**Task prompt**
The entries below should be output exactly as written.

========================================================================

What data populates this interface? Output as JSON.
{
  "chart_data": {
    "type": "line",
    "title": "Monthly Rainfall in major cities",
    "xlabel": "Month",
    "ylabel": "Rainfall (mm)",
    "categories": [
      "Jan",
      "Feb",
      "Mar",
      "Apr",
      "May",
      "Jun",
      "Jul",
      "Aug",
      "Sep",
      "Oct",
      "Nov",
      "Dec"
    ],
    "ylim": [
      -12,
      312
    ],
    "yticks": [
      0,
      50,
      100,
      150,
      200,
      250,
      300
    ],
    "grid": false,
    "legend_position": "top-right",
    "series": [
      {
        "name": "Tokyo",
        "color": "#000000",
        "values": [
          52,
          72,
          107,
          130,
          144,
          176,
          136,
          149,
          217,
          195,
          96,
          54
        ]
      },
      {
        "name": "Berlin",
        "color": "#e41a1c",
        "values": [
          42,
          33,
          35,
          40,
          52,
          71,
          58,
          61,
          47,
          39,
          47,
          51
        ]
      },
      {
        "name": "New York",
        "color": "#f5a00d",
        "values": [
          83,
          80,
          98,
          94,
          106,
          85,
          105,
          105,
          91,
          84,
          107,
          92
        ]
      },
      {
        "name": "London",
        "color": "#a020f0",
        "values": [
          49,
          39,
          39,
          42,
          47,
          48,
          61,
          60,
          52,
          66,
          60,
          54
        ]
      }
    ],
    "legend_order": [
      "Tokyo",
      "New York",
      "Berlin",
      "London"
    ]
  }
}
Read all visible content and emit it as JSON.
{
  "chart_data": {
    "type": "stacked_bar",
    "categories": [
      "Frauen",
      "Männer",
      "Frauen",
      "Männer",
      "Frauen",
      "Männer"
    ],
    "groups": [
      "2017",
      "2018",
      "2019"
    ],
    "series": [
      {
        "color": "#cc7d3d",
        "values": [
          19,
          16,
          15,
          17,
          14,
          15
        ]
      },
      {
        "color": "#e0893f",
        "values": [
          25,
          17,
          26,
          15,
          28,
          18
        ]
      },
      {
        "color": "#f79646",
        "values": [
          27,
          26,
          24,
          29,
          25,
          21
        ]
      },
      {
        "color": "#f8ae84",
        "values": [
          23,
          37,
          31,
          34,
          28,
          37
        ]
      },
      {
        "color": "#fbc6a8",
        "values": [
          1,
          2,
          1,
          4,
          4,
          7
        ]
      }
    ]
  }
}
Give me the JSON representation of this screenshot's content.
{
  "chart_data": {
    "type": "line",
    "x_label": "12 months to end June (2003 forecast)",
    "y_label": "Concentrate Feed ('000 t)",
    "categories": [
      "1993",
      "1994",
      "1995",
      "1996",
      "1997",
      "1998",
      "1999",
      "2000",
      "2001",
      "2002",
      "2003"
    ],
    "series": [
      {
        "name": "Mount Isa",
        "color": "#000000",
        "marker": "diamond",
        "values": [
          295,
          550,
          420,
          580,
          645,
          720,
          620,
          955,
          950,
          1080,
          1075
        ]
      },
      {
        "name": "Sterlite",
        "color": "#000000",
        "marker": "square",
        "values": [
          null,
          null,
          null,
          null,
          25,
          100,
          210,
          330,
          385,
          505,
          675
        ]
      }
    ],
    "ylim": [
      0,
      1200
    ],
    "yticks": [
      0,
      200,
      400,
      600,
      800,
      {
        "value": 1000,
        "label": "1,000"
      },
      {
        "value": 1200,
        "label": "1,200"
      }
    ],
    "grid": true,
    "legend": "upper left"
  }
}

========================================================================

**Final result**
What data populates this interface? Output as JSON.
{
  "chart_data": {
    "type": "line",
    "title": "Monthly Rainfall in major cities",
    "xlabel": "Month",
    "ylabel": "Rainfall (mm)",
    "categories": [
      "Jan",
      "Feb",
      "Mar",
      "Apr",
      "May",
      "Jun",
      "Jul",
      "Aug",
      "Sep",
      "Oct",
      "Nov",
      "Dec"
    ],
    "ylim": [
      -12,
      312
    ],
    "yticks": [
      0,
      50,
      100,
      150,
      200,
      250,
      300
    ],
    "grid": false,
    "legend_position": "top-right",
    "series": [
      {
        "name": "Tokyo",
        "color": "#000000",
        "values": [
          52,
          72,
          107,
          130,
          144,
          176,
          136,
          149,
          217,
          195,
          96,
          54
        ]
      },
      {
        "name": "Berlin",
        "color": "#e41a1c",
        "values": [
          42,
          33,
          35,
          40,
          52,
          71,
          58,
          61,
          47,
          39,
          47,
          51
        ]
      },
      {
        "name": "New York",
        "color": "#f5a00d",
        "values": [
          83,
          80,
          98,
          94,
          106,
          85,
          105,
          105,
          91,
          84,
          107,
          92
        ]
      },
      {
        "name": "London",
        "color": "#a020f0",
        "values": [
          49,
          39,
          39,
          42,
          47,
          48,
          61,
          60,
          52,
          66,
          60,
          54
        ]
      }
    ],
    "legend_order": [
      "Tokyo",
      "New York",
      "Berlin",
      "London"
    ]
  }
}
Read all visible content and emit it as JSON.
{
  "chart_data": {
    "type": "stacked_bar",
    "categories": [
      "Frauen",
      "Männer",
      "Frauen",
      "Männer",
      "Frauen",
      "Männer"
    ],
    "groups": [
      "2017",
      "2018",
      "2019"
    ],
    "series": [
      {
        "color": "#cc7d3d",
        "values": [
          19,
          16,
          15,
          17,
          14,
          15
        ]
      },
      {
        "color": "#e0893f",
        "values": [
          25,
          17,
          26,
          15,
          28,
          18
        ]
      },
      {
        "color": "#f79646",
        "values": [
          27,
          26,
          24,
          29,
          25,
          21
        ]
      },
      {
        "color": "#f8ae84",
        "values": [
          23,
          37,
          31,
          34,
          28,
          37
        ]
      },
      {
        "color": "#fbc6a8",
        "values": [
          1,
          2,
          1,
          4,
          4,
          7
        ]
      }
    ]
  }
}
Give me the JSON representation of this screenshot's content.
{
  "chart_data": {
    "type": "line",
    "x_label": "12 months to end June (2003 forecast)",
    "y_label": "Concentrate Feed ('000 t)",
    "categories": [
      "1993",
      "1994",
      "1995",
      "1996",
      "1997",
      "1998",
      "1999",
      "2000",
      "2001",
      "2002",
      "2003"
    ],
    "series": [
      {
        "name": "Mount Isa",
        "color": "#000000",
        "marker": "diamond",
        "values": [
          295,
          550,
          420,
          580,
          645,
          720,
          620,
          955,
          950,
          1080,
          1075
        ]
      },
      {
        "name": "Sterlite",
        "color": "#000000",
        "marker": "square",
        "values": [
          null,
          null,
          null,
          null,
          25,
          100,
          210,
          330,
          385,
          505,
          675
        ]
      }
    ],
    "ylim": [
      0,
      1200
    ],
    "yticks": [
      0,
      200,
      400,
      600,
      800,
      {
        "value": 1000,
        "label": "1,000"
      },
      {
        "value": 1200,
        "label": "1,200"
      }
    ],
    "grid": true,
    "legend": "upper left"
  }
}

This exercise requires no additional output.